Copy all records verbatim.

(Data excerpts)
▼▼▼
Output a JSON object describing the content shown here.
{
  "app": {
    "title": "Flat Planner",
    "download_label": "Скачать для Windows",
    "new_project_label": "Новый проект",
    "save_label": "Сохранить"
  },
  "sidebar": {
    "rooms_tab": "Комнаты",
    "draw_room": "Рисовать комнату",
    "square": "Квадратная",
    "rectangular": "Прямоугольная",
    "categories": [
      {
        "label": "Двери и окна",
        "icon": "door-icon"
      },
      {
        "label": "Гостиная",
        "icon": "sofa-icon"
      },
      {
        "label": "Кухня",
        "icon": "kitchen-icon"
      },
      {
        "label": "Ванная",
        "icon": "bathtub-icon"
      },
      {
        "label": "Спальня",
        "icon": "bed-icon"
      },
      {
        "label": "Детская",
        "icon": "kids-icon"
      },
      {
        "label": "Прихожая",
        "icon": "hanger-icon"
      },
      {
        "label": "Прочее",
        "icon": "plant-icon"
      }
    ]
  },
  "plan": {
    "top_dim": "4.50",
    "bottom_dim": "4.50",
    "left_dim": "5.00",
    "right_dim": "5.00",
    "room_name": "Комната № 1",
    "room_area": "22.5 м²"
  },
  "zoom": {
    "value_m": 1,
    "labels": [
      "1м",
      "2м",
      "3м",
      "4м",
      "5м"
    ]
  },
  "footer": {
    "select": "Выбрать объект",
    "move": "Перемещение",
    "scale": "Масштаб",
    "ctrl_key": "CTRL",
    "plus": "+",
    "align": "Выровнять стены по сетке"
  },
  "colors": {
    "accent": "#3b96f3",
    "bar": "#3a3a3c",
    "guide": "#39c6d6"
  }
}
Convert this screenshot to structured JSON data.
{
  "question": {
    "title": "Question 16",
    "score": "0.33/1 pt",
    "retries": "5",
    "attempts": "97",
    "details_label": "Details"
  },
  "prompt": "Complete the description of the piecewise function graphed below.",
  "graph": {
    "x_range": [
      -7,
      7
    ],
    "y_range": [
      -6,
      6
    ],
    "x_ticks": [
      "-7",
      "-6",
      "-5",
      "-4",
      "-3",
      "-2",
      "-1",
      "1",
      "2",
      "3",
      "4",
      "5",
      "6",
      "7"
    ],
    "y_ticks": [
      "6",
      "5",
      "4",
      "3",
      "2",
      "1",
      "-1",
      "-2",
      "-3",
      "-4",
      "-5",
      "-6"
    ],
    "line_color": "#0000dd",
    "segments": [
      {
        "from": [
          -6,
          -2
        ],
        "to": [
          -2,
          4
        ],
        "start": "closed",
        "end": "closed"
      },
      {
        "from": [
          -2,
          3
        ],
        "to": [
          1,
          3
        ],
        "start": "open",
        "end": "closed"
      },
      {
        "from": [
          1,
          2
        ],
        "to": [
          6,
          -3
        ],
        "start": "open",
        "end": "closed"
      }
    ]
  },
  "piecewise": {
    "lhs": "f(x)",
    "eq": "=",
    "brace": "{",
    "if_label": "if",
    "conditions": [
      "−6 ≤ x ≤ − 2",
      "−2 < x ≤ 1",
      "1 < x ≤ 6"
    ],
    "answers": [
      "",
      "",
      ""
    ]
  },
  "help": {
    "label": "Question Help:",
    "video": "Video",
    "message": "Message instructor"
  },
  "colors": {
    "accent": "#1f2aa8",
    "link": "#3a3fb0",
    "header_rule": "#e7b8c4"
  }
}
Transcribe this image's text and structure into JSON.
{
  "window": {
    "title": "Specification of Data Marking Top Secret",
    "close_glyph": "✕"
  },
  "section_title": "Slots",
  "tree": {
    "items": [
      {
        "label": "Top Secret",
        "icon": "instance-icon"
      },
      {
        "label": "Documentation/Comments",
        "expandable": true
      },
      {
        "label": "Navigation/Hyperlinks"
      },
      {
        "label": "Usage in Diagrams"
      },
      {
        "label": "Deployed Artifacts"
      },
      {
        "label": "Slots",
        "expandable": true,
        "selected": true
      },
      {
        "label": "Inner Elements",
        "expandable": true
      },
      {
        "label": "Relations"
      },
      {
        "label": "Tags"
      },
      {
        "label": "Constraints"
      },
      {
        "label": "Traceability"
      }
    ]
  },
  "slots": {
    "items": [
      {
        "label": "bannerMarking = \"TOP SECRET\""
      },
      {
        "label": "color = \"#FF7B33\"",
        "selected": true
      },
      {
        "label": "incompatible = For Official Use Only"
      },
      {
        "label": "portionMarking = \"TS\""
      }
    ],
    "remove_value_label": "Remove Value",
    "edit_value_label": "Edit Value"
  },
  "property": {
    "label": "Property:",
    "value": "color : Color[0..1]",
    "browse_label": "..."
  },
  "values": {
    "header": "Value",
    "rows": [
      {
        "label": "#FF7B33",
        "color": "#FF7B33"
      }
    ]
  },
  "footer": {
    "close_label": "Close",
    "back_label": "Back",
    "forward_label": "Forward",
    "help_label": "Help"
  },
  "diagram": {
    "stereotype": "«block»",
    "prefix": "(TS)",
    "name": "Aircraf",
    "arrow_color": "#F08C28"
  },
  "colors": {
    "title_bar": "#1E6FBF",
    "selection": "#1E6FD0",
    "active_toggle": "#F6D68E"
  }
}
▲▲▲
Response for this exercise:
Output a JSON object describing the content shown here.
{
  "app": {
    "title": "Flat Planner",
    "download_label": "Скачать для Windows",
    "new_project_label": "Новый проект",
    "save_label": "Сохранить"
  },
  "sidebar": {
    "rooms_tab": "Комнаты",
    "draw_room": "Рисовать комнату",
    "square": "Квадратная",
    "rectangular": "Прямоугольная",
    "categories": [
      {
        "label": "Двери и окна",
        "icon": "door-icon"
      },
      {
        "label": "Гостиная",
        "icon": "sofa-icon"
      },
      {
        "label": "Кухня",
        "icon": "kitchen-icon"
      },
      {
        "label": "Ванная",
        "icon": "bathtub-icon"
      },
      {
        "label": "Спальня",
        "icon": "bed-icon"
      },
      {
        "label": "Детская",
        "icon": "kids-icon"
      },
      {
        "label": "Прихожая",
        "icon": "hanger-icon"
      },
      {
        "label": "Прочее",
        "icon": "plant-icon"
      }
    ]
  },
  "plan": {
    "top_dim": "4.50",
    "bottom_dim": "4.50",
    "left_dim": "5.00",
    "right_dim": "5.00",
    "room_name": "Комната № 1",
    "room_area": "22.5 м²"
  },
  "zoom": {
    "value_m": 1,
    "labels": [
      "1м",
      "2м",
      "3м",
      "4м",
      "5м"
    ]
  },
  "footer": {
    "select": "Выбрать объект",
    "move": "Перемещение",
    "scale": "Масштаб",
    "ctrl_key": "CTRL",
    "plus": "+",
    "align": "Выровнять стены по сетке"
  },
  "colors": {
    "accent": "#3b96f3",
    "bar": "#3a3a3c",
    "guide": "#39c6d6"
  }
}
Convert this screenshot to structured JSON data.
{
  "question": {
    "title": "Question 16",
    "score": "0.33/1 pt",
    "retries": "5",
    "attempts": "97",
    "details_label": "Details"
  },
  "prompt": "Complete the description of the piecewise function graphed below.",
  "graph": {
    "x_range": [
      -7,
      7
    ],
    "y_range": [
      -6,
      6
    ],
    "x_ticks": [
      "-7",
      "-6",
      "-5",
      "-4",
      "-3",
      "-2",
      "-1",
      "1",
      "2",
      "3",
      "4",
      "5",
      "6",
      "7"
    ],
    "y_ticks": [
      "6",
      "5",
      "4",
      "3",
      "2",
      "1",
      "-1",
      "-2",
      "-3",
      "-4",
      "-5",
      "-6"
    ],
    "line_color": "#0000dd",
    "segments": [
      {
        "from": [
          -6,
          -2
        ],
        "to": [
          -2,
          4
        ],
        "start": "closed",
        "end": "closed"
      },
      {
        "from": [
          -2,
          3
        ],
        "to": [
          1,
          3
        ],
        "start": "open",
        "end": "closed"
      },
      {
        "from": [
          1,
          2
        ],
        "to": [
          6,
          -3
        ],
        "start": "open",
        "end": "closed"
      }
    ]
  },
  "piecewise": {
    "lhs": "f(x)",
    "eq": "=",
    "brace": "{",
    "if_label": "if",
    "conditions": [
      "−6 ≤ x ≤ − 2",
      "−2 < x ≤ 1",
      "1 < x ≤ 6"
    ],
    "answers": [
      "",
      "",
      ""
    ]
  },
  "help": {
    "label": "Question Help:",
    "video": "Video",
    "message": "Message instructor"
  },
  "colors": {
    "accent": "#1f2aa8",
    "link": "#3a3fb0",
    "header_rule": "#e7b8c4"
  }
}
Transcribe this image's text and structure into JSON.
{
  "window": {
    "title": "Specification of Data Marking Top Secret",
    "close_glyph": "✕"
  },
  "section_title": "Slots",
  "tree": {
    "items": [
      {
        "label": "Top Secret",
        "icon": "instance-icon"
      },
      {
        "label": "Documentation/Comments",
        "expandable": true
      },
      {
        "label": "Navigation/Hyperlinks"
      },
      {
        "label": "Usage in Diagrams"
      },
      {
        "label": "Deployed Artifacts"
      },
      {
        "label": "Slots",
        "expandable": true,
        "selected": true
      },
      {
        "label": "Inner Elements",
        "expandable": true
      },
      {
        "label": "Relations"
      },
      {
        "label": "Tags"
      },
      {
        "label": "Constraints"
      },
      {
        "label": "Traceability"
      }
    ]
  },
  "slots": {
    "items": [
      {
        "label": "bannerMarking = \"TOP SECRET\""
      },
      {
        "label": "color = \"#FF7B33\"",
        "selected": true
      },
      {
        "label": "incompatible = For Official Use Only"
      },
      {
        "label": "portionMarking = \"TS\""
      }
    ],
    "remove_value_label": "Remove Value",
    "edit_value_label": "Edit Value"
  },
  "property": {
    "label": "Property:",
    "value": "color : Color[0..1]",
    "browse_label": "..."
  },
  "values": {
    "header": "Value",
    "rows": [
      {
        "label": "#FF7B33",
        "color": "#FF7B33"
      }
    ]
  },
  "footer": {
    "close_label": "Close",
    "back_label": "Back",
    "forward_label": "Forward",
    "help_label": "Help"
  },
  "diagram": {
    "stereotype": "«block»",
    "prefix": "(TS)",
    "name": "Aircraf",
    "arrow_color": "#F08C28"
  },
  "colors": {
    "title_bar": "#1E6FBF",
    "selection": "#1E6FD0",
    "active_toggle": "#F6D68E"
  }
}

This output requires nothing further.